= Stored records =

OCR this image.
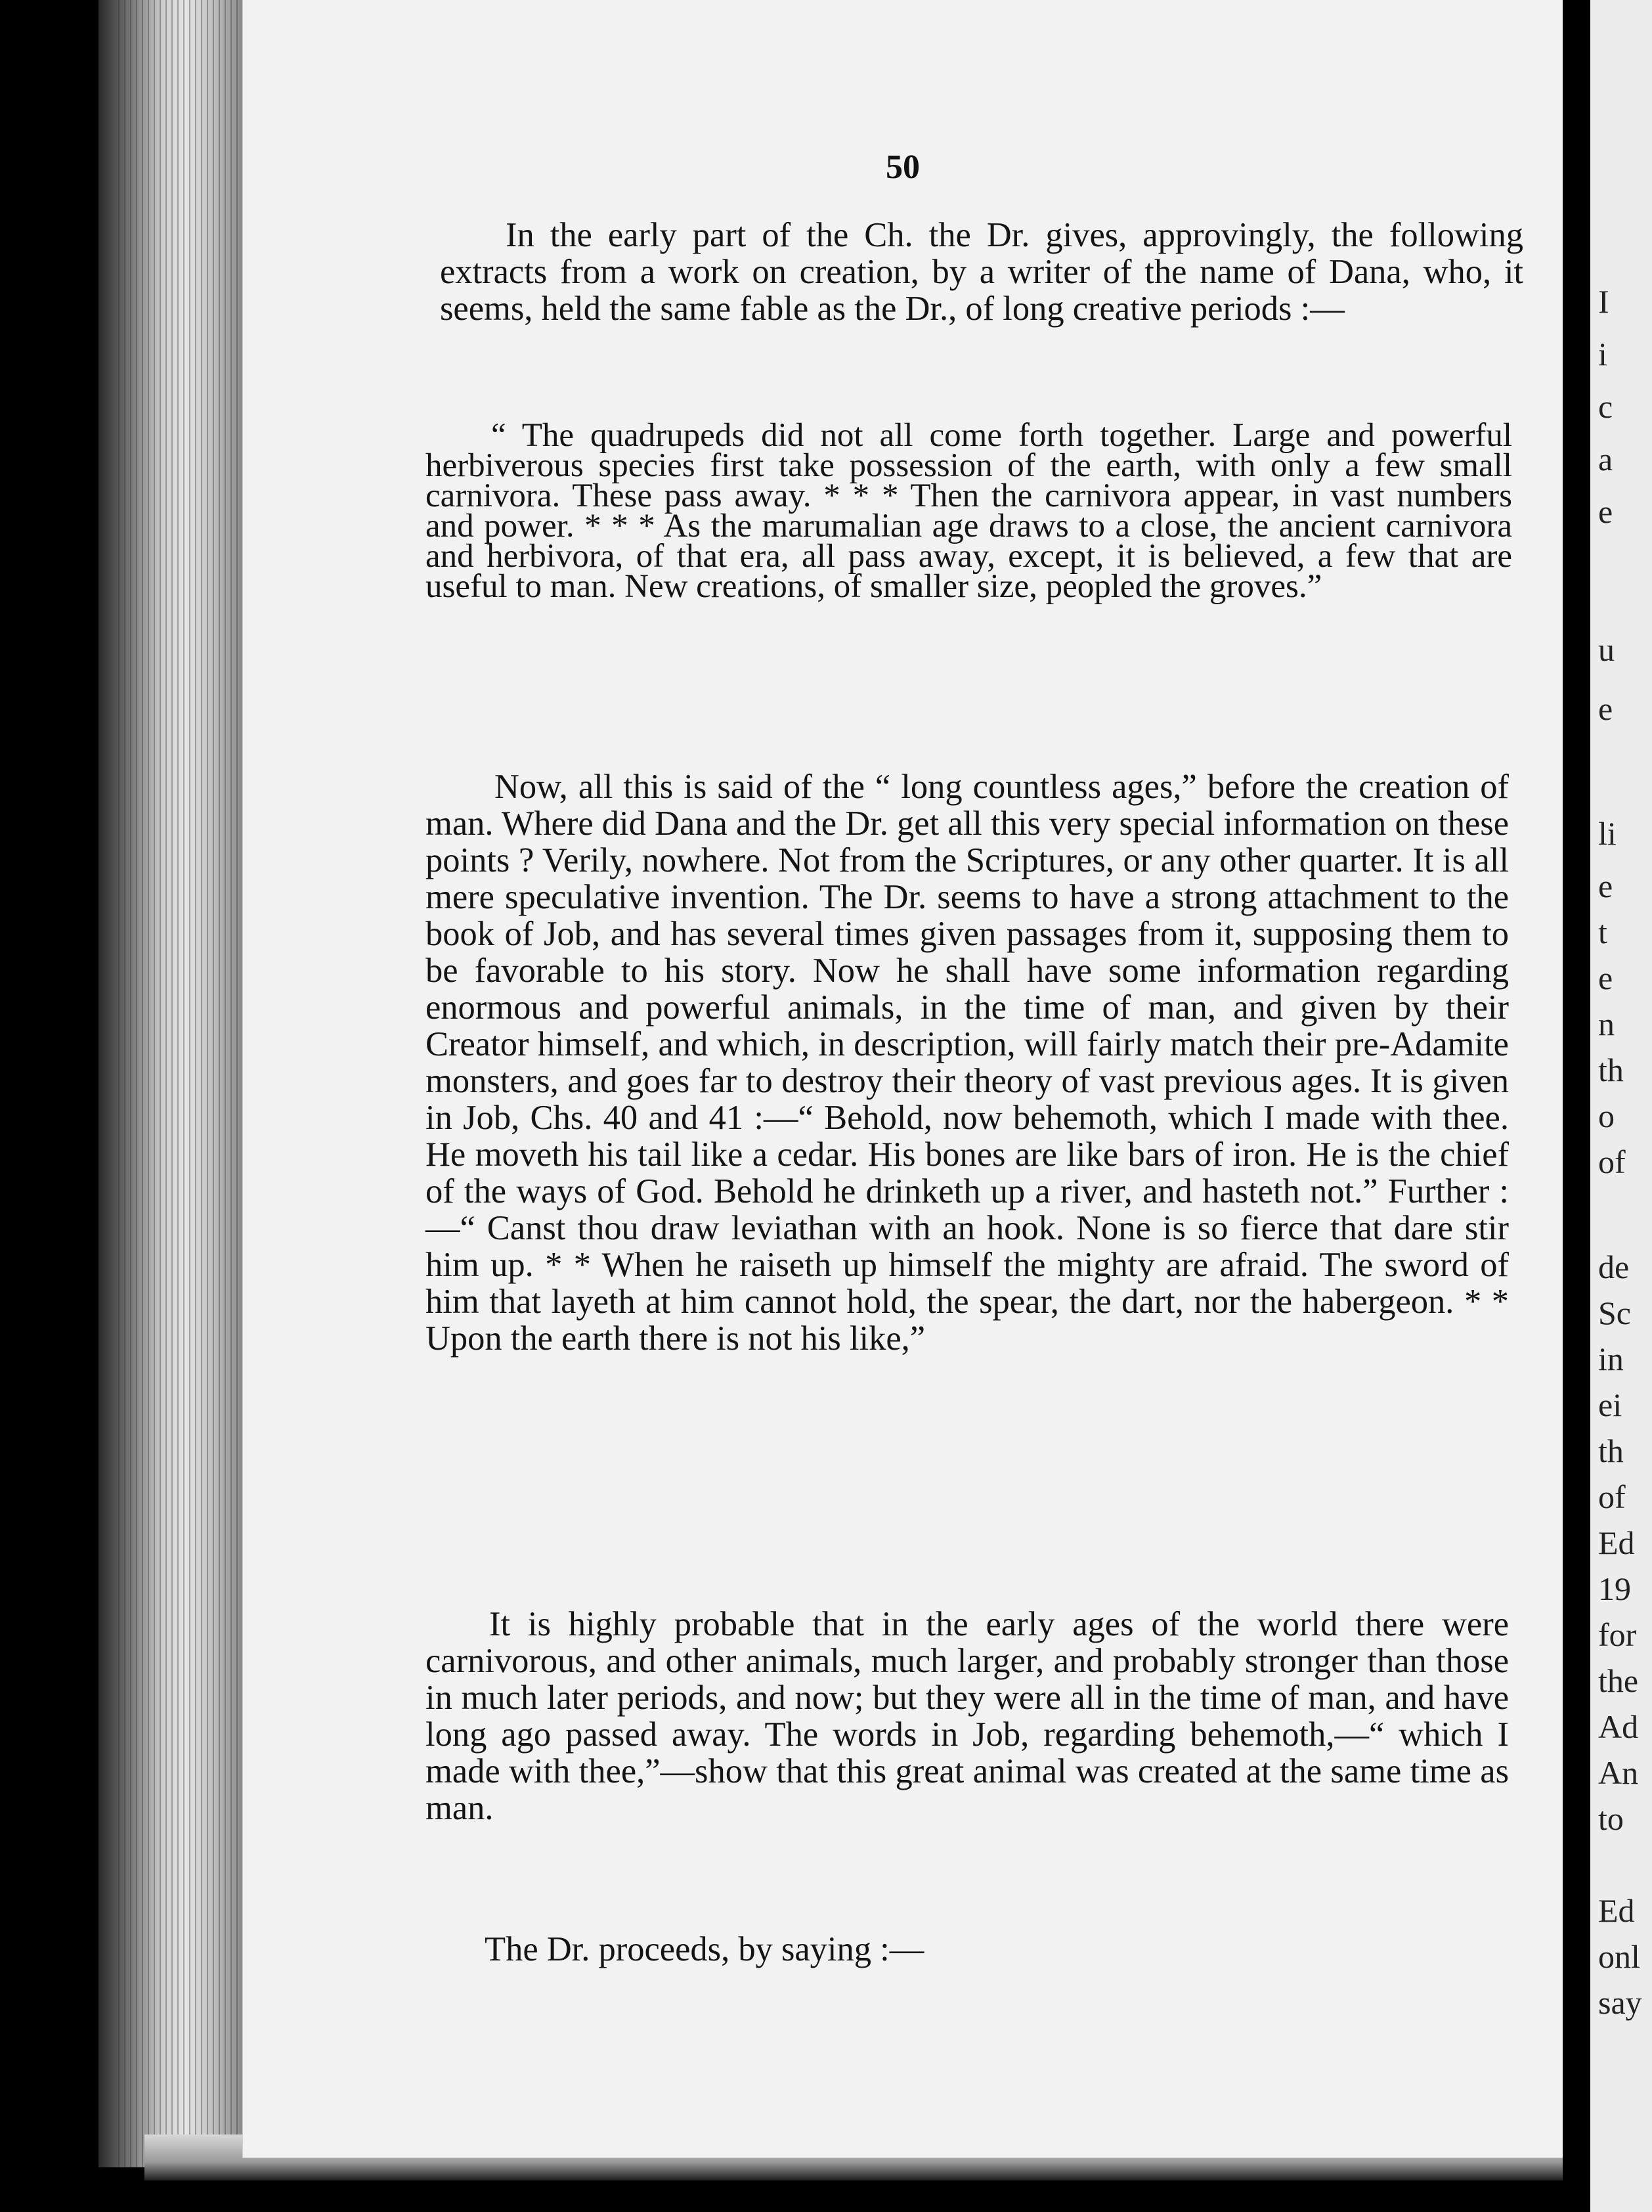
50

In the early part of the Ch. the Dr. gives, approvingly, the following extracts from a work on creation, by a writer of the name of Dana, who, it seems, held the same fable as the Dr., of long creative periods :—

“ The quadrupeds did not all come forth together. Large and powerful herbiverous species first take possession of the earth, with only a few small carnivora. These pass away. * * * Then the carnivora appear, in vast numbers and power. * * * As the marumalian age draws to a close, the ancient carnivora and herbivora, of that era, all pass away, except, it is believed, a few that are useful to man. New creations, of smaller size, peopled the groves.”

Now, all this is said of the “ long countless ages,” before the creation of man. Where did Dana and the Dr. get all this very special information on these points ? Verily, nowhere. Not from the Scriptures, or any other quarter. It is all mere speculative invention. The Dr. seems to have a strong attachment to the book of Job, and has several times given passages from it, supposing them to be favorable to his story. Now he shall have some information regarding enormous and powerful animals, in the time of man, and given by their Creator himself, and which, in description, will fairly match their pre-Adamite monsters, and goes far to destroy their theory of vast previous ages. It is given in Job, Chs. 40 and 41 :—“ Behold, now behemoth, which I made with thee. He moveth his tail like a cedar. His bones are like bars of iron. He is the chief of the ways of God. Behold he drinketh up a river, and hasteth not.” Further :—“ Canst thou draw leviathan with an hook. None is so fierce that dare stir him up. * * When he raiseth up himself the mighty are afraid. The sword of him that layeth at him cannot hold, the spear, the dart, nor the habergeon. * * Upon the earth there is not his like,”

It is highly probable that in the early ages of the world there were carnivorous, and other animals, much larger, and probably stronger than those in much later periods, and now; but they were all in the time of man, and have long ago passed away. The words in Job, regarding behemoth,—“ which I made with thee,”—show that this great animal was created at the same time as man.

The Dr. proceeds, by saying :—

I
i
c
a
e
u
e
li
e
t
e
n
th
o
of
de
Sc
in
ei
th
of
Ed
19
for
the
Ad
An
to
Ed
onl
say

= Exercise directions =
Write out every entry again word for word, without any of the pictures.

= Result of the task =
OCR this image.
50

In the early part of the Ch. the Dr. gives, approvingly, the following extracts from a work on creation, by a writer of the name of Dana, who, it seems, held the same fable as the Dr., of long creative periods :—

“ The quadrupeds did not all come forth together. Large and powerful herbiverous species first take possession of the earth, with only a few small carnivora. These pass away. * * * Then the carnivora appear, in vast numbers and power. * * * As the marumalian age draws to a close, the ancient carnivora and herbivora, of that era, all pass away, except, it is believed, a few that are useful to man. New creations, of smaller size, peopled the groves.”

Now, all this is said of the “ long countless ages,” before the creation of man. Where did Dana and the Dr. get all this very special information on these points ? Verily, nowhere. Not from the Scriptures, or any other quarter. It is all mere speculative invention. The Dr. seems to have a strong attachment to the book of Job, and has several times given passages from it, supposing them to be favorable to his story. Now he shall have some information regarding enormous and powerful animals, in the time of man, and given by their Creator himself, and which, in description, will fairly match their pre-Adamite monsters, and goes far to destroy their theory of vast previous ages. It is given in Job, Chs. 40 and 41 :—“ Behold, now behemoth, which I made with thee. He moveth his tail like a cedar. His bones are like bars of iron. He is the chief of the ways of God. Behold he drinketh up a river, and hasteth not.” Further :—“ Canst thou draw leviathan with an hook. None is so fierce that dare stir him up. * * When he raiseth up himself the mighty are afraid. The sword of him that layeth at him cannot hold, the spear, the dart, nor the habergeon. * * Upon the earth there is not his like,”

It is highly probable that in the early ages of the world there were carnivorous, and other animals, much larger, and probably stronger than those in much later periods, and now; but they were all in the time of man, and have long ago passed away. The words in Job, regarding behemoth,—“ which I made with thee,”—show that this great animal was created at the same time as man.

The Dr. proceeds, by saying :—

I
i
c
a
e
u
e
li
e
t
e
n
th
o
of
de
Sc
in
ei
th
of
Ed
19
for
the
Ad
An
to
Ed
onl
say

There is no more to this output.